Given request:
Images are not part of the copy; write out the rest of the data exactly as given.
+++ Data rows
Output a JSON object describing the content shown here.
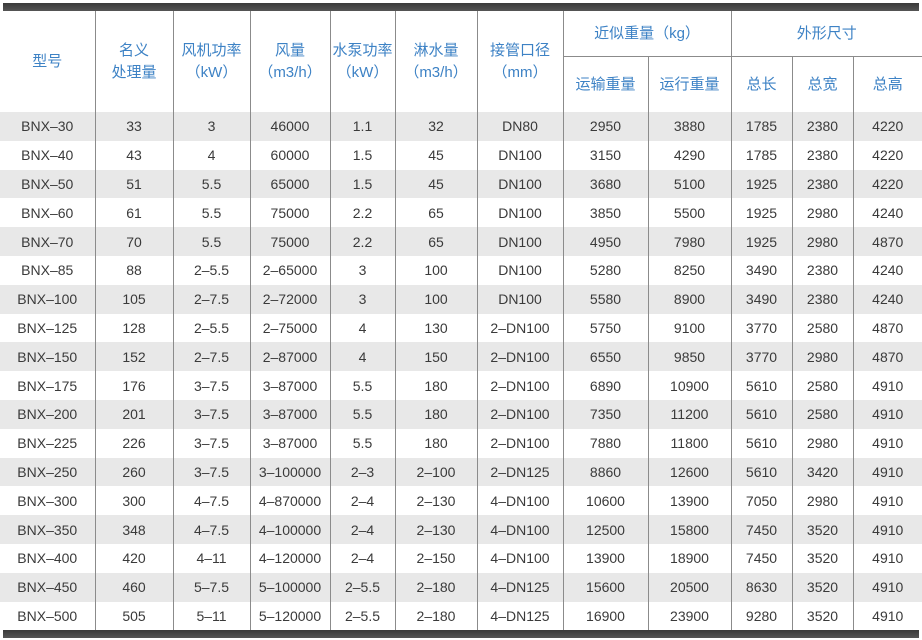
{
  "colors": {
    "header_text": "#3d82c5",
    "body_text": "#3a3a3a",
    "stripe": "#e8e8e8",
    "frame_bar": "#4a4a4a",
    "grid_line": "#8b8b8b"
  },
  "table": {
    "header": {
      "model": "型号",
      "nominal_capacity": "名义\n处理量",
      "fan_power": "风机功率\n（kW）",
      "air_volume": "风量\n（m3/h）",
      "pump_power": "水泵功率\n（kW）",
      "spray_water": "淋水量\n（m3/h）",
      "pipe_diameter": "接管口径\n（mm）",
      "approx_weight_group": "近似重量（kg）",
      "dimensions_group": "外形尺寸",
      "transport_weight": "运输重量",
      "operating_weight": "运行重量",
      "total_length": "总长",
      "total_width": "总宽",
      "total_height": "总高"
    },
    "rows": [
      [
        "BNX–30",
        "33",
        "3",
        "46000",
        "1.1",
        "32",
        "DN80",
        "2950",
        "3880",
        "1785",
        "2380",
        "4220"
      ],
      [
        "BNX–40",
        "43",
        "4",
        "60000",
        "1.5",
        "45",
        "DN100",
        "3150",
        "4290",
        "1785",
        "2380",
        "4220"
      ],
      [
        "BNX–50",
        "51",
        "5.5",
        "65000",
        "1.5",
        "45",
        "DN100",
        "3680",
        "5100",
        "1925",
        "2380",
        "4220"
      ],
      [
        "BNX–60",
        "61",
        "5.5",
        "75000",
        "2.2",
        "65",
        "DN100",
        "3850",
        "5500",
        "1925",
        "2980",
        "4240"
      ],
      [
        "BNX–70",
        "70",
        "5.5",
        "75000",
        "2.2",
        "65",
        "DN100",
        "4950",
        "7980",
        "1925",
        "2980",
        "4870"
      ],
      [
        "BNX–85",
        "88",
        "2–5.5",
        "2–65000",
        "3",
        "100",
        "DN100",
        "5280",
        "8250",
        "3490",
        "2380",
        "4240"
      ],
      [
        "BNX–100",
        "105",
        "2–7.5",
        "2–72000",
        "3",
        "100",
        "DN100",
        "5580",
        "8900",
        "3490",
        "2380",
        "4240"
      ],
      [
        "BNX–125",
        "128",
        "2–5.5",
        "2–75000",
        "4",
        "130",
        "2–DN100",
        "5750",
        "9100",
        "3770",
        "2580",
        "4870"
      ],
      [
        "BNX–150",
        "152",
        "2–7.5",
        "2–87000",
        "4",
        "150",
        "2–DN100",
        "6550",
        "9850",
        "3770",
        "2980",
        "4870"
      ],
      [
        "BNX–175",
        "176",
        "3–7.5",
        "3–87000",
        "5.5",
        "180",
        "2–DN100",
        "6890",
        "10900",
        "5610",
        "2580",
        "4910"
      ],
      [
        "BNX–200",
        "201",
        "3–7.5",
        "3–87000",
        "5.5",
        "180",
        "2–DN100",
        "7350",
        "11200",
        "5610",
        "2580",
        "4910"
      ],
      [
        "BNX–225",
        "226",
        "3–7.5",
        "3–87000",
        "5.5",
        "180",
        "2–DN100",
        "7880",
        "11800",
        "5610",
        "2980",
        "4910"
      ],
      [
        "BNX–250",
        "260",
        "3–7.5",
        "3–100000",
        "2–3",
        "2–100",
        "2–DN125",
        "8860",
        "12600",
        "5610",
        "3420",
        "4910"
      ],
      [
        "BNX–300",
        "300",
        "4–7.5",
        "4–870000",
        "2–4",
        "2–130",
        "4–DN100",
        "10600",
        "13900",
        "7050",
        "2980",
        "4910"
      ],
      [
        "BNX–350",
        "348",
        "4–7.5",
        "4–100000",
        "2–4",
        "2–130",
        "4–DN100",
        "12500",
        "15800",
        "7450",
        "3520",
        "4910"
      ],
      [
        "BNX–400",
        "420",
        "4–11",
        "4–120000",
        "2–4",
        "2–150",
        "4–DN100",
        "13900",
        "18900",
        "7450",
        "3520",
        "4910"
      ],
      [
        "BNX–450",
        "460",
        "5–7.5",
        "5–100000",
        "2–5.5",
        "2–180",
        "4–DN125",
        "15600",
        "20500",
        "8630",
        "3520",
        "4910"
      ],
      [
        "BNX–500",
        "505",
        "5–11",
        "5–120000",
        "2–5.5",
        "2–180",
        "4–DN125",
        "16900",
        "23900",
        "9280",
        "3520",
        "4910"
      ]
    ]
  }
}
++++++
Full answer:
Output a JSON object describing the content shown here.
{
  "colors": {
    "header_text": "#3d82c5",
    "body_text": "#3a3a3a",
    "stripe": "#e8e8e8",
    "frame_bar": "#4a4a4a",
    "grid_line": "#8b8b8b"
  },
  "table": {
    "header": {
      "model": "型号",
      "nominal_capacity": "名义\n处理量",
      "fan_power": "风机功率\n（kW）",
      "air_volume": "风量\n（m3/h）",
      "pump_power": "水泵功率\n（kW）",
      "spray_water": "淋水量\n（m3/h）",
      "pipe_diameter": "接管口径\n（mm）",
      "approx_weight_group": "近似重量（kg）",
      "dimensions_group": "外形尺寸",
      "transport_weight": "运输重量",
      "operating_weight": "运行重量",
      "total_length": "总长",
      "total_width": "总宽",
      "total_height": "总高"
    },
    "rows": [
      [
        "BNX–30",
        "33",
        "3",
        "46000",
        "1.1",
        "32",
        "DN80",
        "2950",
        "3880",
        "1785",
        "2380",
        "4220"
      ],
      [
        "BNX–40",
        "43",
        "4",
        "60000",
        "1.5",
        "45",
        "DN100",
        "3150",
        "4290",
        "1785",
        "2380",
        "4220"
      ],
      [
        "BNX–50",
        "51",
        "5.5",
        "65000",
        "1.5",
        "45",
        "DN100",
        "3680",
        "5100",
        "1925",
        "2380",
        "4220"
      ],
      [
        "BNX–60",
        "61",
        "5.5",
        "75000",
        "2.2",
        "65",
        "DN100",
        "3850",
        "5500",
        "1925",
        "2980",
        "4240"
      ],
      [
        "BNX–70",
        "70",
        "5.5",
        "75000",
        "2.2",
        "65",
        "DN100",
        "4950",
        "7980",
        "1925",
        "2980",
        "4870"
      ],
      [
        "BNX–85",
        "88",
        "2–5.5",
        "2–65000",
        "3",
        "100",
        "DN100",
        "5280",
        "8250",
        "3490",
        "2380",
        "4240"
      ],
      [
        "BNX–100",
        "105",
        "2–7.5",
        "2–72000",
        "3",
        "100",
        "DN100",
        "5580",
        "8900",
        "3490",
        "2380",
        "4240"
      ],
      [
        "BNX–125",
        "128",
        "2–5.5",
        "2–75000",
        "4",
        "130",
        "2–DN100",
        "5750",
        "9100",
        "3770",
        "2580",
        "4870"
      ],
      [
        "BNX–150",
        "152",
        "2–7.5",
        "2–87000",
        "4",
        "150",
        "2–DN100",
        "6550",
        "9850",
        "3770",
        "2980",
        "4870"
      ],
      [
        "BNX–175",
        "176",
        "3–7.5",
        "3–87000",
        "5.5",
        "180",
        "2–DN100",
        "6890",
        "10900",
        "5610",
        "2580",
        "4910"
      ],
      [
        "BNX–200",
        "201",
        "3–7.5",
        "3–87000",
        "5.5",
        "180",
        "2–DN100",
        "7350",
        "11200",
        "5610",
        "2580",
        "4910"
      ],
      [
        "BNX–225",
        "226",
        "3–7.5",
        "3–87000",
        "5.5",
        "180",
        "2–DN100",
        "7880",
        "11800",
        "5610",
        "2980",
        "4910"
      ],
      [
        "BNX–250",
        "260",
        "3–7.5",
        "3–100000",
        "2–3",
        "2–100",
        "2–DN125",
        "8860",
        "12600",
        "5610",
        "3420",
        "4910"
      ],
      [
        "BNX–300",
        "300",
        "4–7.5",
        "4–870000",
        "2–4",
        "2–130",
        "4–DN100",
        "10600",
        "13900",
        "7050",
        "2980",
        "4910"
      ],
      [
        "BNX–350",
        "348",
        "4–7.5",
        "4–100000",
        "2–4",
        "2–130",
        "4–DN100",
        "12500",
        "15800",
        "7450",
        "3520",
        "4910"
      ],
      [
        "BNX–400",
        "420",
        "4–11",
        "4–120000",
        "2–4",
        "2–150",
        "4–DN100",
        "13900",
        "18900",
        "7450",
        "3520",
        "4910"
      ],
      [
        "BNX–450",
        "460",
        "5–7.5",
        "5–100000",
        "2–5.5",
        "2–180",
        "4–DN125",
        "15600",
        "20500",
        "8630",
        "3520",
        "4910"
      ],
      [
        "BNX–500",
        "505",
        "5–11",
        "5–120000",
        "2–5.5",
        "2–180",
        "4–DN125",
        "16900",
        "23900",
        "9280",
        "3520",
        "4910"
      ]
    ]
  }
}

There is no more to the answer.